-- START OF Data shown --

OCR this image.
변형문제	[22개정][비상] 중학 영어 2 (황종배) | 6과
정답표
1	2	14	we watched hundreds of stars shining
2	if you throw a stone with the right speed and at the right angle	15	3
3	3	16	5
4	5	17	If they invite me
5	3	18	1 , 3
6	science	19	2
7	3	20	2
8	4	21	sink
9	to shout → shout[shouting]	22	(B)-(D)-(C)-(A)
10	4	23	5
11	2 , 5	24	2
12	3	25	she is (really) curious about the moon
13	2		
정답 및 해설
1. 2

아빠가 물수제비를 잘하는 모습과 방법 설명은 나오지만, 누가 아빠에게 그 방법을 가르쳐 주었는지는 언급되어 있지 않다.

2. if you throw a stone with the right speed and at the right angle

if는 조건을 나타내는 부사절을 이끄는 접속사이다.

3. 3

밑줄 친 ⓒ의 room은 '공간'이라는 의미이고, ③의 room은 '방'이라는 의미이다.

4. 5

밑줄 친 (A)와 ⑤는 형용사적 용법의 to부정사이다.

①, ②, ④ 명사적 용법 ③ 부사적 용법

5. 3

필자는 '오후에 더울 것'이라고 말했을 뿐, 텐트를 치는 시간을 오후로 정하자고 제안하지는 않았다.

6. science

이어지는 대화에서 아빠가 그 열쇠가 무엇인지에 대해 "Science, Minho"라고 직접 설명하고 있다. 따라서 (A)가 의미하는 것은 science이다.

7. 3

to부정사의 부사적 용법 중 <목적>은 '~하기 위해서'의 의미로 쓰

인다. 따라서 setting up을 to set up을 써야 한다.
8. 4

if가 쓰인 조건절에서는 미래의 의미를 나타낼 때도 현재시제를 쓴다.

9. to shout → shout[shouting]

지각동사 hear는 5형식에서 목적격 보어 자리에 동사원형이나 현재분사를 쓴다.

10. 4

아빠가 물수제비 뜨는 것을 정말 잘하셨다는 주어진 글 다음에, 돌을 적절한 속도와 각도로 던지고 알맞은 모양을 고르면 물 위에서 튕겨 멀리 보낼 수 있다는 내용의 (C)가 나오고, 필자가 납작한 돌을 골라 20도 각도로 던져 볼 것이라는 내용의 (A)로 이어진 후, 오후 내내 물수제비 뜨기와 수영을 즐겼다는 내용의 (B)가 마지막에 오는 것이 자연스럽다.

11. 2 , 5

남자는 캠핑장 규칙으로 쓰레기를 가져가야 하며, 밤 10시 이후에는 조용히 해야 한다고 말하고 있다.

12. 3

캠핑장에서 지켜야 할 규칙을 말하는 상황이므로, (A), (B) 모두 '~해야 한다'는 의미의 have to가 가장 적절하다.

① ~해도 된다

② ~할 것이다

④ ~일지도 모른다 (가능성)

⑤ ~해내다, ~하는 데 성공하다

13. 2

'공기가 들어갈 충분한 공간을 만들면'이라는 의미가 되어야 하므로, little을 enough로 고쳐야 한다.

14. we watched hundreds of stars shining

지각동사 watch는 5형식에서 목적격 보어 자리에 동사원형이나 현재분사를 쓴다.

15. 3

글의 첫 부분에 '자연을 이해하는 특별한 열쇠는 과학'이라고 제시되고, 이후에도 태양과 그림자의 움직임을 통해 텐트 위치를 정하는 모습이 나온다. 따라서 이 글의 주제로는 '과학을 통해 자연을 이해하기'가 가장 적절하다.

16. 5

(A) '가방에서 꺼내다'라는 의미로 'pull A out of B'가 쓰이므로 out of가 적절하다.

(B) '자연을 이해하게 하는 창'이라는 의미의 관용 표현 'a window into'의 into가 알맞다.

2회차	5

-- END OF Data shown --

Exercise prompt
The lines to collect are those holding the string "angle"; copy them all.

Task result
2	if you throw a stone with the right speed and at the right angle	15	3
2. if you throw a stone with the right speed and at the right angle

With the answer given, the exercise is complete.